# Given records
:::

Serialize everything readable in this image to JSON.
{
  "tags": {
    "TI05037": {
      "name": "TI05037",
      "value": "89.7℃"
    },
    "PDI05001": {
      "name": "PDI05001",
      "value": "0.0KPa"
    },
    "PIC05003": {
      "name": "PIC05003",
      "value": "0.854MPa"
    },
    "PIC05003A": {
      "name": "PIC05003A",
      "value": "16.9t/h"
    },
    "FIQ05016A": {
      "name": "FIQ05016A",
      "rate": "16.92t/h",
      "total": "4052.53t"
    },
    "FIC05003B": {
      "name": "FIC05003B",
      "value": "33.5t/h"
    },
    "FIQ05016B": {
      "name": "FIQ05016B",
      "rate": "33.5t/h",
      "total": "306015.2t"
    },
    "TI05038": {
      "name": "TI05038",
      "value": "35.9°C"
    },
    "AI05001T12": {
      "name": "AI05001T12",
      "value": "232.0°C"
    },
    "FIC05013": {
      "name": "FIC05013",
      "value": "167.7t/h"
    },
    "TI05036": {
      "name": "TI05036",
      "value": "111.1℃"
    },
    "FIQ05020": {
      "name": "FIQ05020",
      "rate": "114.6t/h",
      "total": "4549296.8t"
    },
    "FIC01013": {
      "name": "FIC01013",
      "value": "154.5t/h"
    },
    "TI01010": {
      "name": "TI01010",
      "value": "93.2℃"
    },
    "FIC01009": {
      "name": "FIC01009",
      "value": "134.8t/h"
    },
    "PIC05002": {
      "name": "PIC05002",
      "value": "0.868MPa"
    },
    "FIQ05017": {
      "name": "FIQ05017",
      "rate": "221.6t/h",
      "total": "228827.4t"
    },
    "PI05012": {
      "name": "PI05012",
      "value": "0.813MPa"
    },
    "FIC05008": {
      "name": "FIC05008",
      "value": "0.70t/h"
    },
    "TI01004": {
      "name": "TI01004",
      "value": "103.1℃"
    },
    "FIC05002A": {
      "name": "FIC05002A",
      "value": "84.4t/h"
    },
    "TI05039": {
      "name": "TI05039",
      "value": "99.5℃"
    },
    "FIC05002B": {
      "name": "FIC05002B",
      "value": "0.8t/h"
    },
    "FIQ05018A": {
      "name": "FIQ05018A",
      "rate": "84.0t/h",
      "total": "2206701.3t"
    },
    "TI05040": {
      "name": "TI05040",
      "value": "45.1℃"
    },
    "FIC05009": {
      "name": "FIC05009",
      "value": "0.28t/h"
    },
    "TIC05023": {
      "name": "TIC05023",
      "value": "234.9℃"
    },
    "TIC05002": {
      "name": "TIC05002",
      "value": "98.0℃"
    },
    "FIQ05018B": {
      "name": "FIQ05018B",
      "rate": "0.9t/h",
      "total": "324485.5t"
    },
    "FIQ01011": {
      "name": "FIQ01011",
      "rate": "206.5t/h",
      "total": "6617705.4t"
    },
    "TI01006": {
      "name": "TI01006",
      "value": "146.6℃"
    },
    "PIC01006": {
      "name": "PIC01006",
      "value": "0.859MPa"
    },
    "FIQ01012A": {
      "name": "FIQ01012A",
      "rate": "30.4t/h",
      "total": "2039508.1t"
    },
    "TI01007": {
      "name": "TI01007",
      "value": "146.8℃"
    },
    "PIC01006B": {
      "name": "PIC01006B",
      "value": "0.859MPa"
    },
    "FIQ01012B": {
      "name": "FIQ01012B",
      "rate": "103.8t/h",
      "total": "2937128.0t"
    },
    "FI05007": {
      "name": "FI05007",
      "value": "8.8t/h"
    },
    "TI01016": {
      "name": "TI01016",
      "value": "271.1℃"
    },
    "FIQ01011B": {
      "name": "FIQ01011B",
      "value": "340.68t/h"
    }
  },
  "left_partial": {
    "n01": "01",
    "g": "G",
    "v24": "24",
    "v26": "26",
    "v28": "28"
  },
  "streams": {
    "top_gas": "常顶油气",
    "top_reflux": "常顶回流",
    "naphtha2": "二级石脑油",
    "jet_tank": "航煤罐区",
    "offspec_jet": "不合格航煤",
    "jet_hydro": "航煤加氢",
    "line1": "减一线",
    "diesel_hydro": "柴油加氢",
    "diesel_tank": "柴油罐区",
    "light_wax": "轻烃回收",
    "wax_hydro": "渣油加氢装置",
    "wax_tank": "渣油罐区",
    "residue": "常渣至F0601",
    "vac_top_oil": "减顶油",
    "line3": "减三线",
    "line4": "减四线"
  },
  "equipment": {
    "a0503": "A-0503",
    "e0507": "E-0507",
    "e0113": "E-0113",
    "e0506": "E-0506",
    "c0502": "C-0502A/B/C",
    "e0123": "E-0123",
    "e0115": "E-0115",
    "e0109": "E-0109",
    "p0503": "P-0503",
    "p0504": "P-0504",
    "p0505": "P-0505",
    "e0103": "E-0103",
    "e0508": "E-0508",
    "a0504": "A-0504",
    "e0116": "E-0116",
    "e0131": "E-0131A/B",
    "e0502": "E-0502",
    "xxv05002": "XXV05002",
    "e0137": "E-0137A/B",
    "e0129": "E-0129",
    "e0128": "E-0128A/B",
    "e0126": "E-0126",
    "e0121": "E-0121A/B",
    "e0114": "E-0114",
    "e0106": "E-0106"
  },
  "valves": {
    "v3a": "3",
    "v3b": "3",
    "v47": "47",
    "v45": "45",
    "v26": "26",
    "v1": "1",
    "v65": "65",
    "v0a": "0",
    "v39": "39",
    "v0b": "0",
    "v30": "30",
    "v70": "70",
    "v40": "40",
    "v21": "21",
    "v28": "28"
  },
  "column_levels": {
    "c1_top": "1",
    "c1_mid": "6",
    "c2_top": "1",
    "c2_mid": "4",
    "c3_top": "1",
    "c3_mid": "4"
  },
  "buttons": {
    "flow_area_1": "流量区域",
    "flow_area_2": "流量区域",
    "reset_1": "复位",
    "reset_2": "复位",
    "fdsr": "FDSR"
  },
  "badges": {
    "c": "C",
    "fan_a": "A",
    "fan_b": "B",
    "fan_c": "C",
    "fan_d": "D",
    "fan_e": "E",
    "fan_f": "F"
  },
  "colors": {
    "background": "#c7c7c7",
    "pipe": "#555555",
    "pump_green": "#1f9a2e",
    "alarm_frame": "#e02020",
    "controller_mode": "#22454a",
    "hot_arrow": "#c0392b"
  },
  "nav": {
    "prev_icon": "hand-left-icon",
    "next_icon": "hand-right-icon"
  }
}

:::

# What is being asked
Take the entries above and transcribe them exactly.

# Final result
Serialize everything readable in this image to JSON.
{
  "tags": {
    "TI05037": {
      "name": "TI05037",
      "value": "89.7℃"
    },
    "PDI05001": {
      "name": "PDI05001",
      "value": "0.0KPa"
    },
    "PIC05003": {
      "name": "PIC05003",
      "value": "0.854MPa"
    },
    "PIC05003A": {
      "name": "PIC05003A",
      "value": "16.9t/h"
    },
    "FIQ05016A": {
      "name": "FIQ05016A",
      "rate": "16.92t/h",
      "total": "4052.53t"
    },
    "FIC05003B": {
      "name": "FIC05003B",
      "value": "33.5t/h"
    },
    "FIQ05016B": {
      "name": "FIQ05016B",
      "rate": "33.5t/h",
      "total": "306015.2t"
    },
    "TI05038": {
      "name": "TI05038",
      "value": "35.9°C"
    },
    "AI05001T12": {
      "name": "AI05001T12",
      "value": "232.0°C"
    },
    "FIC05013": {
      "name": "FIC05013",
      "value": "167.7t/h"
    },
    "TI05036": {
      "name": "TI05036",
      "value": "111.1℃"
    },
    "FIQ05020": {
      "name": "FIQ05020",
      "rate": "114.6t/h",
      "total": "4549296.8t"
    },
    "FIC01013": {
      "name": "FIC01013",
      "value": "154.5t/h"
    },
    "TI01010": {
      "name": "TI01010",
      "value": "93.2℃"
    },
    "FIC01009": {
      "name": "FIC01009",
      "value": "134.8t/h"
    },
    "PIC05002": {
      "name": "PIC05002",
      "value": "0.868MPa"
    },
    "FIQ05017": {
      "name": "FIQ05017",
      "rate": "221.6t/h",
      "total": "228827.4t"
    },
    "PI05012": {
      "name": "PI05012",
      "value": "0.813MPa"
    },
    "FIC05008": {
      "name": "FIC05008",
      "value": "0.70t/h"
    },
    "TI01004": {
      "name": "TI01004",
      "value": "103.1℃"
    },
    "FIC05002A": {
      "name": "FIC05002A",
      "value": "84.4t/h"
    },
    "TI05039": {
      "name": "TI05039",
      "value": "99.5℃"
    },
    "FIC05002B": {
      "name": "FIC05002B",
      "value": "0.8t/h"
    },
    "FIQ05018A": {
      "name": "FIQ05018A",
      "rate": "84.0t/h",
      "total": "2206701.3t"
    },
    "TI05040": {
      "name": "TI05040",
      "value": "45.1℃"
    },
    "FIC05009": {
      "name": "FIC05009",
      "value": "0.28t/h"
    },
    "TIC05023": {
      "name": "TIC05023",
      "value": "234.9℃"
    },
    "TIC05002": {
      "name": "TIC05002",
      "value": "98.0℃"
    },
    "FIQ05018B": {
      "name": "FIQ05018B",
      "rate": "0.9t/h",
      "total": "324485.5t"
    },
    "FIQ01011": {
      "name": "FIQ01011",
      "rate": "206.5t/h",
      "total": "6617705.4t"
    },
    "TI01006": {
      "name": "TI01006",
      "value": "146.6℃"
    },
    "PIC01006": {
      "name": "PIC01006",
      "value": "0.859MPa"
    },
    "FIQ01012A": {
      "name": "FIQ01012A",
      "rate": "30.4t/h",
      "total": "2039508.1t"
    },
    "TI01007": {
      "name": "TI01007",
      "value": "146.8℃"
    },
    "PIC01006B": {
      "name": "PIC01006B",
      "value": "0.859MPa"
    },
    "FIQ01012B": {
      "name": "FIQ01012B",
      "rate": "103.8t/h",
      "total": "2937128.0t"
    },
    "FI05007": {
      "name": "FI05007",
      "value": "8.8t/h"
    },
    "TI01016": {
      "name": "TI01016",
      "value": "271.1℃"
    },
    "FIQ01011B": {
      "name": "FIQ01011B",
      "value": "340.68t/h"
    }
  },
  "left_partial": {
    "n01": "01",
    "g": "G",
    "v24": "24",
    "v26": "26",
    "v28": "28"
  },
  "streams": {
    "top_gas": "常顶油气",
    "top_reflux": "常顶回流",
    "naphtha2": "二级石脑油",
    "jet_tank": "航煤罐区",
    "offspec_jet": "不合格航煤",
    "jet_hydro": "航煤加氢",
    "line1": "减一线",
    "diesel_hydro": "柴油加氢",
    "diesel_tank": "柴油罐区",
    "light_wax": "轻烃回收",
    "wax_hydro": "渣油加氢装置",
    "wax_tank": "渣油罐区",
    "residue": "常渣至F0601",
    "vac_top_oil": "减顶油",
    "line3": "减三线",
    "line4": "减四线"
  },
  "equipment": {
    "a0503": "A-0503",
    "e0507": "E-0507",
    "e0113": "E-0113",
    "e0506": "E-0506",
    "c0502": "C-0502A/B/C",
    "e0123": "E-0123",
    "e0115": "E-0115",
    "e0109": "E-0109",
    "p0503": "P-0503",
    "p0504": "P-0504",
    "p0505": "P-0505",
    "e0103": "E-0103",
    "e0508": "E-0508",
    "a0504": "A-0504",
    "e0116": "E-0116",
    "e0131": "E-0131A/B",
    "e0502": "E-0502",
    "xxv05002": "XXV05002",
    "e0137": "E-0137A/B",
    "e0129": "E-0129",
    "e0128": "E-0128A/B",
    "e0126": "E-0126",
    "e0121": "E-0121A/B",
    "e0114": "E-0114",
    "e0106": "E-0106"
  },
  "valves": {
    "v3a": "3",
    "v3b": "3",
    "v47": "47",
    "v45": "45",
    "v26": "26",
    "v1": "1",
    "v65": "65",
    "v0a": "0",
    "v39": "39",
    "v0b": "0",
    "v30": "30",
    "v70": "70",
    "v40": "40",
    "v21": "21",
    "v28": "28"
  },
  "column_levels": {
    "c1_top": "1",
    "c1_mid": "6",
    "c2_top": "1",
    "c2_mid": "4",
    "c3_top": "1",
    "c3_mid": "4"
  },
  "buttons": {
    "flow_area_1": "流量区域",
    "flow_area_2": "流量区域",
    "reset_1": "复位",
    "reset_2": "复位",
    "fdsr": "FDSR"
  },
  "badges": {
    "c": "C",
    "fan_a": "A",
    "fan_b": "B",
    "fan_c": "C",
    "fan_d": "D",
    "fan_e": "E",
    "fan_f": "F"
  },
  "colors": {
    "background": "#c7c7c7",
    "pipe": "#555555",
    "pump_green": "#1f9a2e",
    "alarm_frame": "#e02020",
    "controller_mode": "#22454a",
    "hot_arrow": "#c0392b"
  },
  "nav": {
    "prev_icon": "hand-left-icon",
    "next_icon": "hand-right-icon"
  }
}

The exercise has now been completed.